Provided information:
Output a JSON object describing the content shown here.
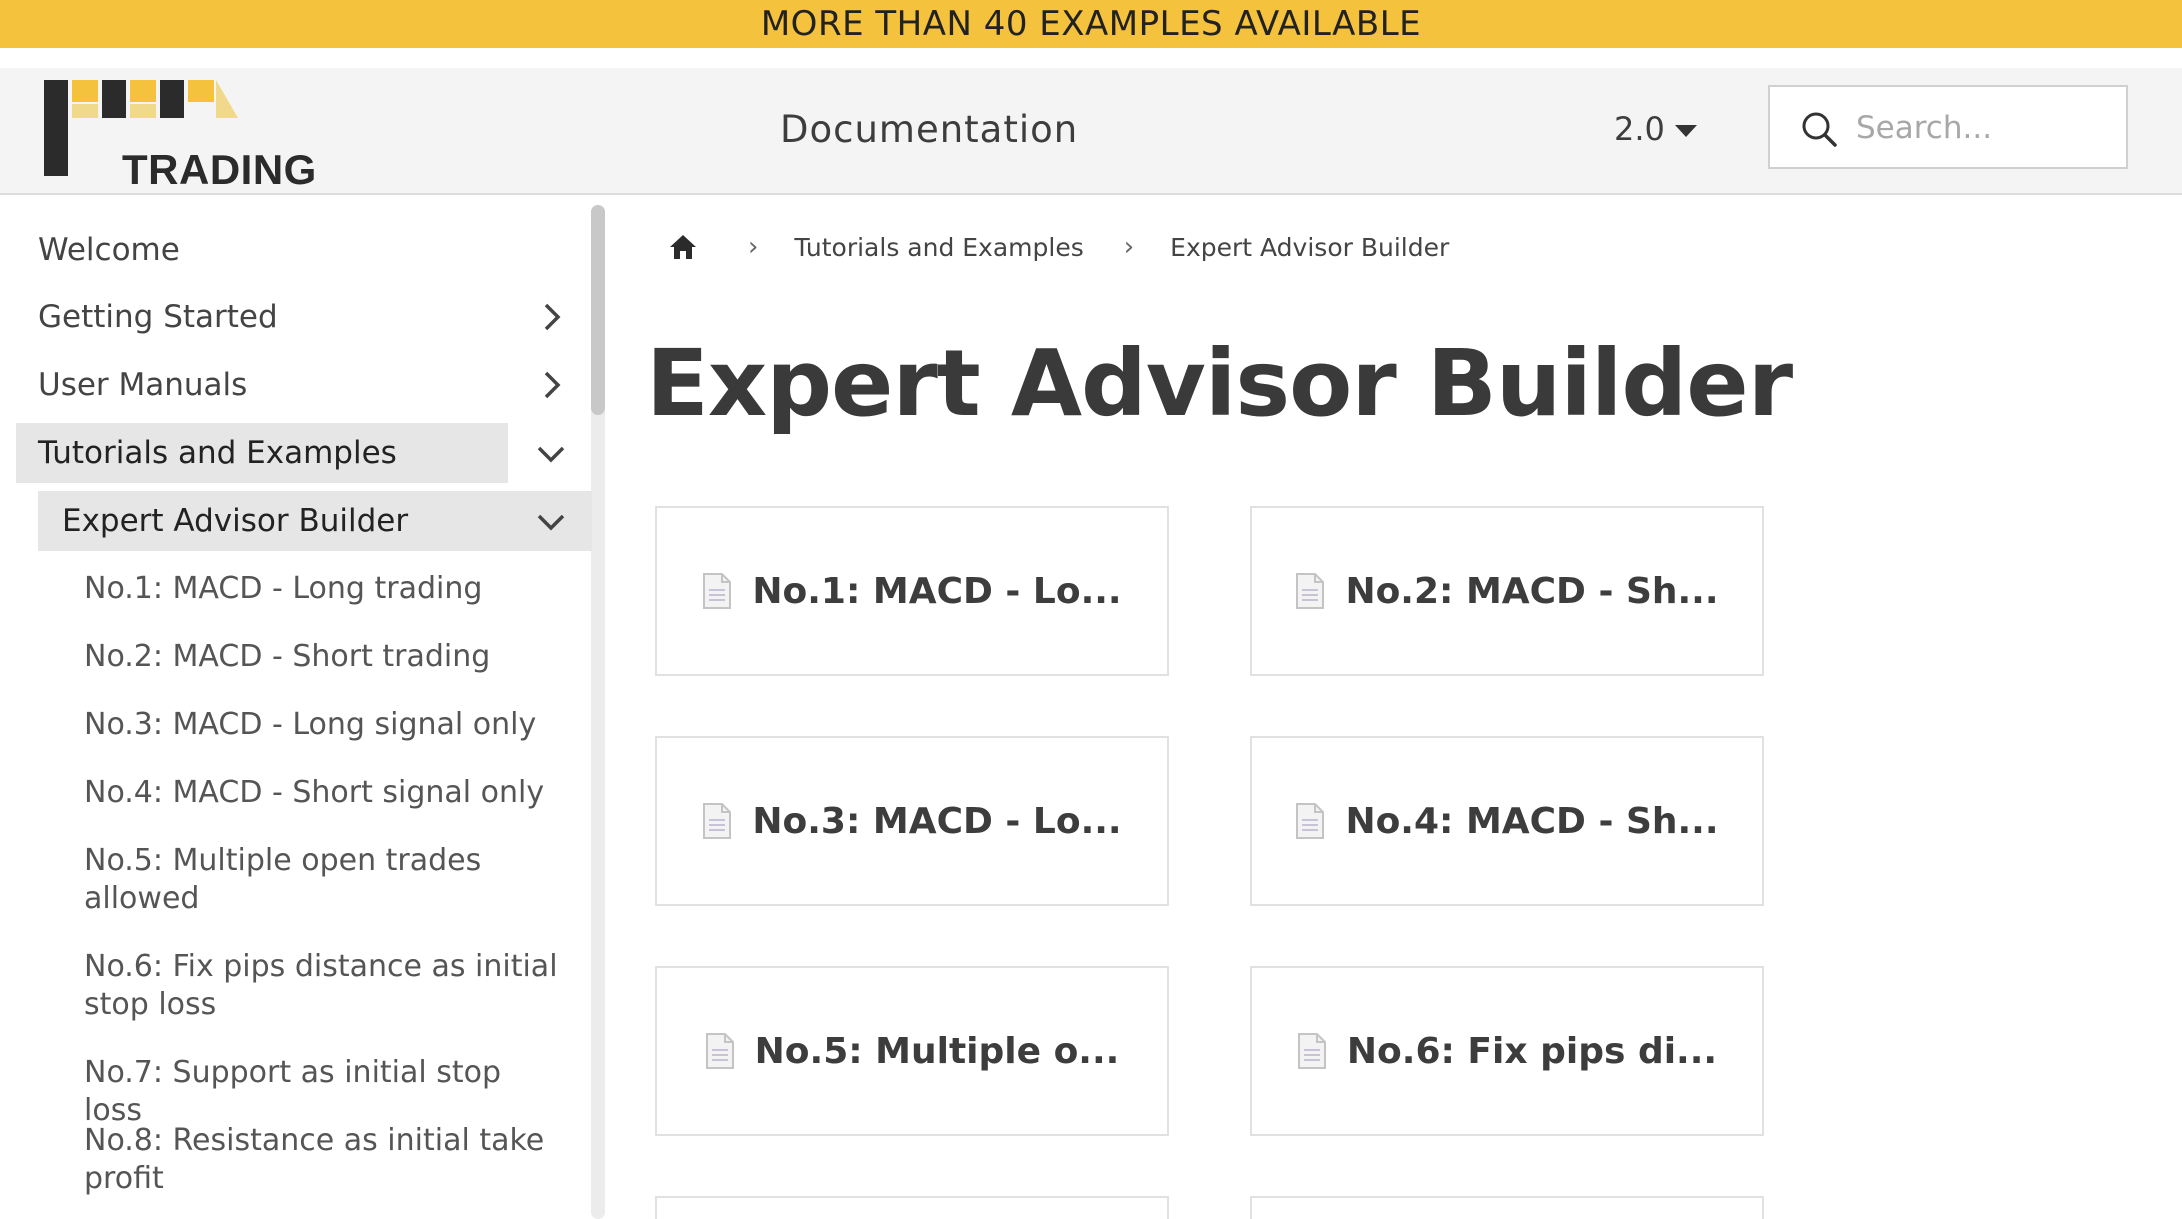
{
  "banner": {
    "text": "MORE THAN 40 EXAMPLES AVAILABLE"
  },
  "header": {
    "logo_text": "TRADING",
    "title": "Documentation",
    "version": "2.0",
    "search_placeholder": "Search..."
  },
  "colors": {
    "accent": "#f5c23e",
    "selected_bg": "#e6e6e6"
  },
  "sidebar": {
    "items": [
      {
        "label": "Welcome"
      },
      {
        "label": "Getting Started"
      },
      {
        "label": "User Manuals"
      },
      {
        "label": "Tutorials and Examples"
      },
      {
        "label": "Expert Advisor Builder"
      }
    ],
    "subitems": [
      "No.1: MACD - Long trading",
      "No.2: MACD - Short trading",
      "No.3: MACD - Long signal only",
      "No.4: MACD - Short signal only",
      "No.5: Multiple open trades allowed",
      "No.6: Fix pips distance as initial stop loss",
      "No.7: Support as initial stop loss",
      "No.8: Resistance as initial take profit"
    ]
  },
  "breadcrumb": {
    "items": [
      "Tutorials and Examples",
      "Expert Advisor Builder"
    ]
  },
  "main": {
    "title": "Expert Advisor Builder",
    "cards": [
      "No.1: MACD - Lo...",
      "No.2: MACD - Sh...",
      "No.3: MACD - Lo...",
      "No.4: MACD - Sh...",
      "No.5: Multiple o...",
      "No.6: Fix pips di..."
    ]
  }
}
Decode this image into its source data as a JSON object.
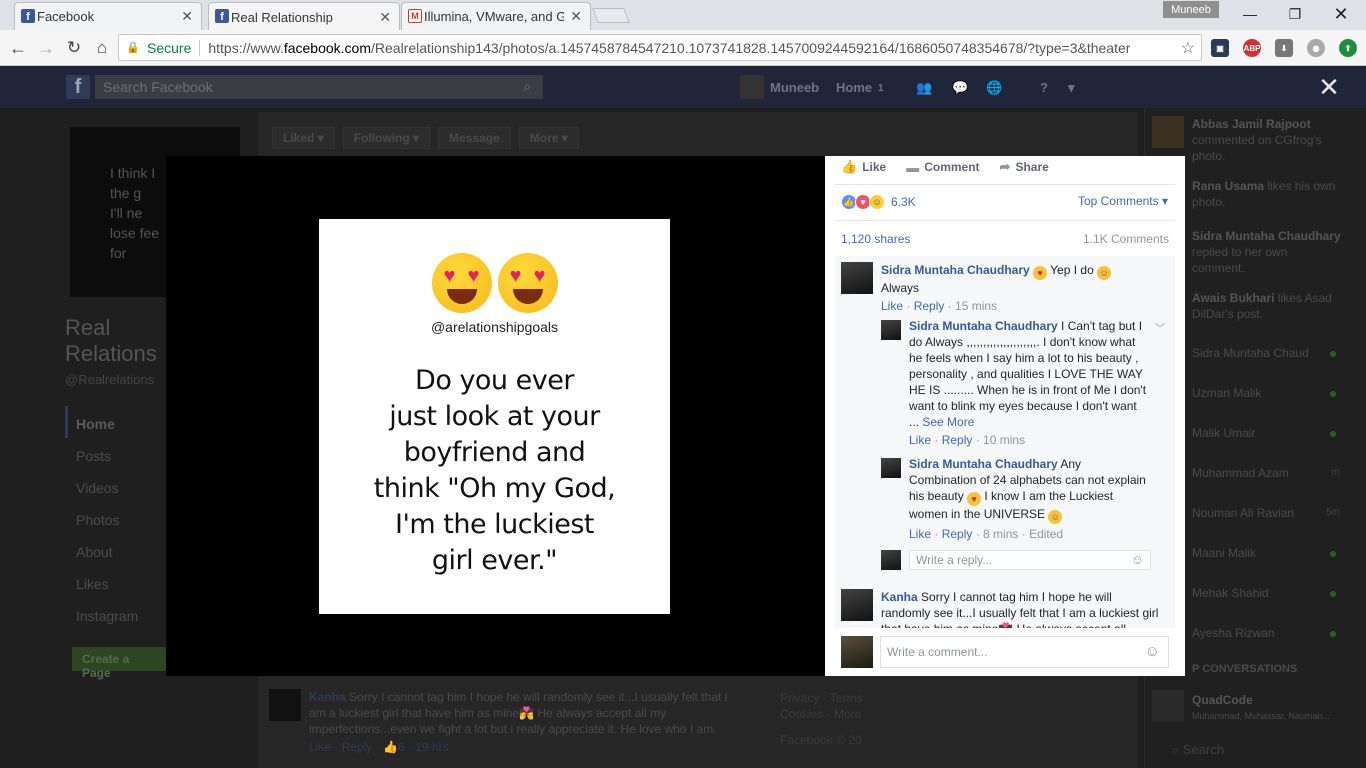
{
  "browser": {
    "tabs": [
      {
        "label": "Facebook",
        "close": "✕"
      },
      {
        "label": "Real Relationship",
        "close": "✕"
      },
      {
        "label": "Illumina, VMware, and G",
        "close": "✕"
      }
    ],
    "user": "Muneeb",
    "secure_label": "Secure",
    "url_prefix": "https://www.",
    "url_host": "facebook.com",
    "url_path": "/Realrelationship143/photos/a.1457458784547210.1073741828.1457009244592164/1686050748354678/?type=3&theater"
  },
  "fb_header": {
    "search_placeholder": "Search Facebook",
    "user": "Muneeb",
    "home": "Home",
    "home_count": "1"
  },
  "page": {
    "cover_text": "I think I\nthe g\nI'll ne\nlose fee\nfor",
    "name_line1": "Real",
    "name_line2": "Relations",
    "handle": "@Realrelations",
    "nav": [
      "Home",
      "Posts",
      "Videos",
      "Photos",
      "About",
      "Likes",
      "Instagram"
    ],
    "create_page": "Create a Page",
    "actions": [
      "Liked ▾",
      "Following ▾",
      "Message",
      "More ▾"
    ]
  },
  "bg_comment": {
    "author": "Kanha",
    "text": "Sorry I cannot tag him I hope he will randomly see it...I usually felt that I am a luckiest girl that have him as mine💏 He always accept all my imperfections...even we fight a lot but i really appreciate it. He love who I am.",
    "like": "Like",
    "reply": "Reply",
    "reactions": "6",
    "time": "19 hrs"
  },
  "footer": {
    "line1": "Privacy · Terms",
    "line2": "Cookies · More",
    "line3": "Facebook © 20"
  },
  "ticker": [
    {
      "name": "Abbas Jamil Rajpoot",
      "text": "commented on CGfrog's photo."
    },
    {
      "name": "Rana Usama",
      "text": "likes his own photo."
    },
    {
      "name": "Sidra Muntaha Chaudhary",
      "text": "replied to her own comment."
    },
    {
      "name": "Awais Bukhari",
      "text": "likes Asad DilDar's post."
    }
  ],
  "contacts": [
    {
      "name": "Sidra Muntaha Chaud",
      "status": ""
    },
    {
      "name": "Uzman Malik",
      "status": ""
    },
    {
      "name": "Malik Umair",
      "status": ""
    },
    {
      "name": "Muhammad Azam",
      "status": "m"
    },
    {
      "name": "Nouman Ali Ravian",
      "status": "5m"
    },
    {
      "name": "Maani Malik",
      "status": ""
    },
    {
      "name": "Mehak Shahid",
      "status": ""
    },
    {
      "name": "Ayesha Rizwan",
      "status": ""
    }
  ],
  "group_conversations": {
    "title": "P CONVERSATIONS",
    "name": "QuadCode",
    "members": "Muhammad, Muhassar, Nauman..."
  },
  "chat_search": "Search",
  "photo": {
    "handle": "@arelationshipgoals",
    "quote_lines": [
      "Do you ever",
      "just look at your",
      "boyfriend and",
      "think \"Oh my God,",
      "I'm the luckiest",
      "girl ever.\""
    ]
  },
  "panel": {
    "like": "Like",
    "comment": "Comment",
    "share": "Share",
    "reaction_count": "6.3K",
    "top_comments": "Top Comments ▾",
    "shares": "1,120 shares",
    "comment_count": "1.1K Comments",
    "comments": [
      {
        "author": "Sidra Muntaha Chaudhary",
        "text_a": "Yep I do",
        "text_b": "Always",
        "like": "Like",
        "reply": "Reply",
        "time": "15 mins"
      },
      {
        "author": "Sidra Muntaha Chaudhary",
        "text": "I Can't tag but I do Always ,,,,,,,,,,,,,,,,,,,,,. I don't know what he feels when I say him a lot to his beauty , personality , and qualities I LOVE THE WAY HE IS ......... When he is in front of Me I don't want to blink my eyes because I don't want ...",
        "see_more": "See More",
        "like": "Like",
        "reply": "Reply",
        "time": "10 mins"
      },
      {
        "author": "Sidra Muntaha Chaudhary",
        "text_a": "Any Combination of 24 alphabets can not explain his beauty",
        "text_b": "I know I am the Luckiest women in the UNIVERSE",
        "like": "Like",
        "reply": "Reply",
        "time": "8 mins",
        "edited": "Edited"
      },
      {
        "author": "Kanha",
        "text": "Sorry I cannot tag him I hope he will randomly see it...I usually felt that I am a luckiest girl that have him as mine💏 He always accept all"
      }
    ],
    "reply_placeholder": "Write a reply...",
    "comment_placeholder": "Write a comment..."
  }
}
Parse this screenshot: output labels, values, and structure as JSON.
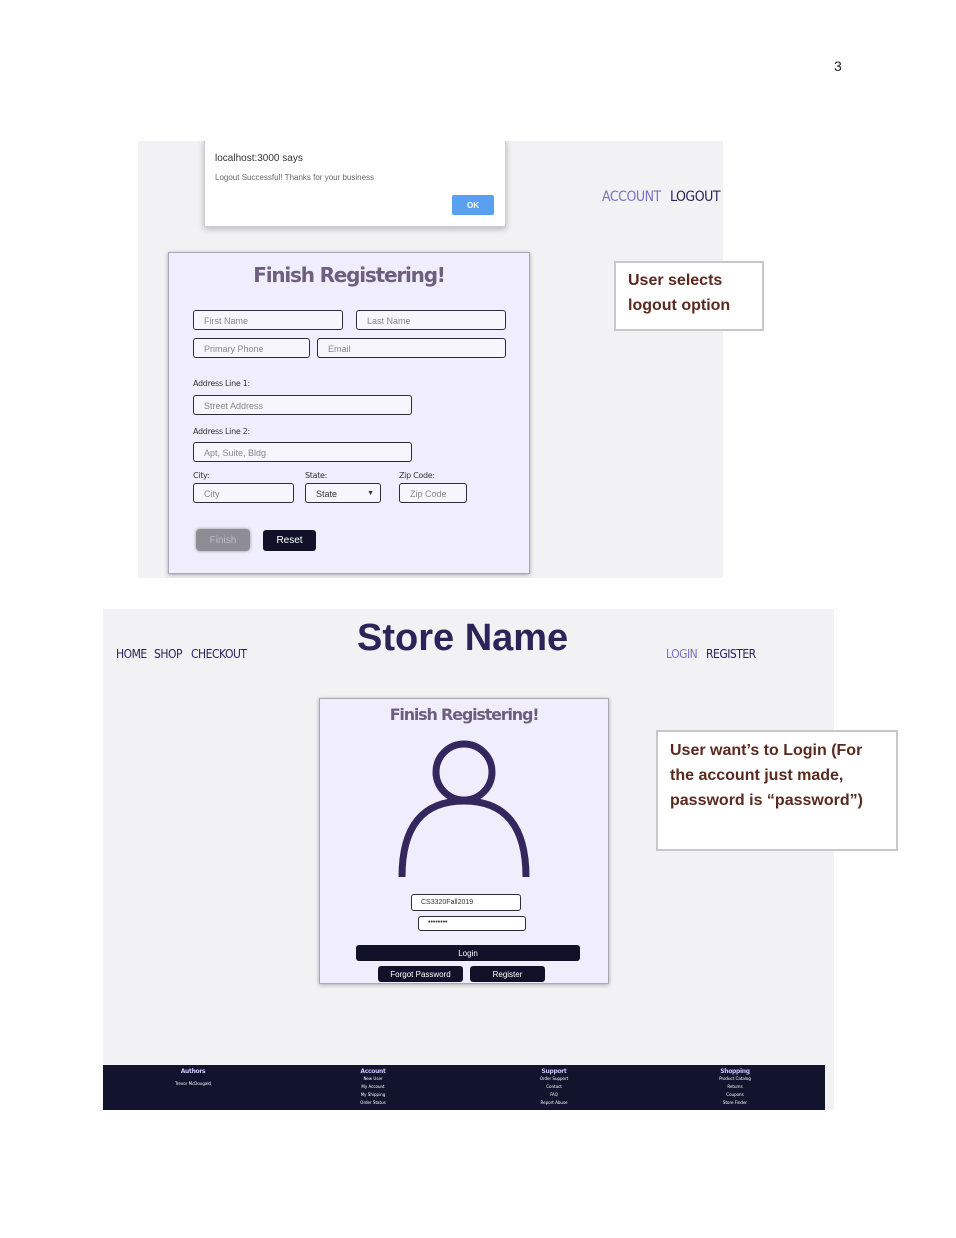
{
  "page_number": "3",
  "screenshot1": {
    "alert": {
      "title": "localhost:3000 says",
      "message": "Logout Successful! Thanks for your business",
      "ok_label": "OK"
    },
    "nav": {
      "account": "ACCOUNT",
      "logout": "LOGOUT"
    },
    "form": {
      "title": "Finish Registering!",
      "first_name_placeholder": "First Name",
      "last_name_placeholder": "Last Name",
      "phone_placeholder": "Primary Phone",
      "email_placeholder": "Email",
      "address1_label": "Address Line 1:",
      "address1_placeholder": "Street Address",
      "address2_label": "Address Line 2:",
      "address2_placeholder": "Apt, Suite, Bldg",
      "city_label": "City:",
      "city_placeholder": "City",
      "state_label": "State:",
      "state_selected": "State",
      "zip_label": "Zip Code:",
      "zip_placeholder": "Zip Code",
      "finish_label": "Finish",
      "reset_label": "Reset"
    }
  },
  "callout1": {
    "line1": "User selects",
    "line2": "logout option"
  },
  "screenshot2": {
    "nav": {
      "home": "HOME",
      "shop": "SHOP",
      "checkout": "CHECKOUT",
      "login": "LOGIN",
      "register": "REGISTER"
    },
    "store_name": "Store Name",
    "login": {
      "title": "Finish Registering!",
      "username_value": "CS3320Fall2019",
      "password_value": "••••••••",
      "login_label": "Login",
      "forgot_label": "Forgot Password",
      "register_label": "Register"
    },
    "footer": {
      "authors": {
        "heading": "Authors",
        "items": [
          "Trevor McDougald"
        ]
      },
      "account": {
        "heading": "Account",
        "items": [
          "New User",
          "My Account",
          "My Shipping",
          "Order Status"
        ]
      },
      "support": {
        "heading": "Support",
        "items": [
          "Order Support",
          "Contact",
          "FAQ",
          "Report Abuse"
        ]
      },
      "shopping": {
        "heading": "Shopping",
        "items": [
          "Product Catalog",
          "Returns",
          "Coupons",
          "Store Finder"
        ]
      }
    }
  },
  "callout2": {
    "line1": "User want’s to Login (For",
    "line2": "the account just made,",
    "line3": "password is “password”)"
  },
  "colors": {
    "dark_navy": "#11122a",
    "accent_purple": "#7b70c4",
    "form_bg": "#f0eefc",
    "callout_text": "#5a2a1e"
  }
}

Given request: Extract all lines from the material above that include the word "beauty".

The result:
        "text": "I Can't tag but I do Always ,,,,,,,,,,,,,,,,,,,,,. I don't know what he feels when I say him a lot to his beauty , personality , and qualities I LOVE THE WAY HE IS ......... When he is in front of Me I don't want to blink my eyes because I don't want ...",
        "text_a": "Any Combination of 24 alphabets can not explain his beauty",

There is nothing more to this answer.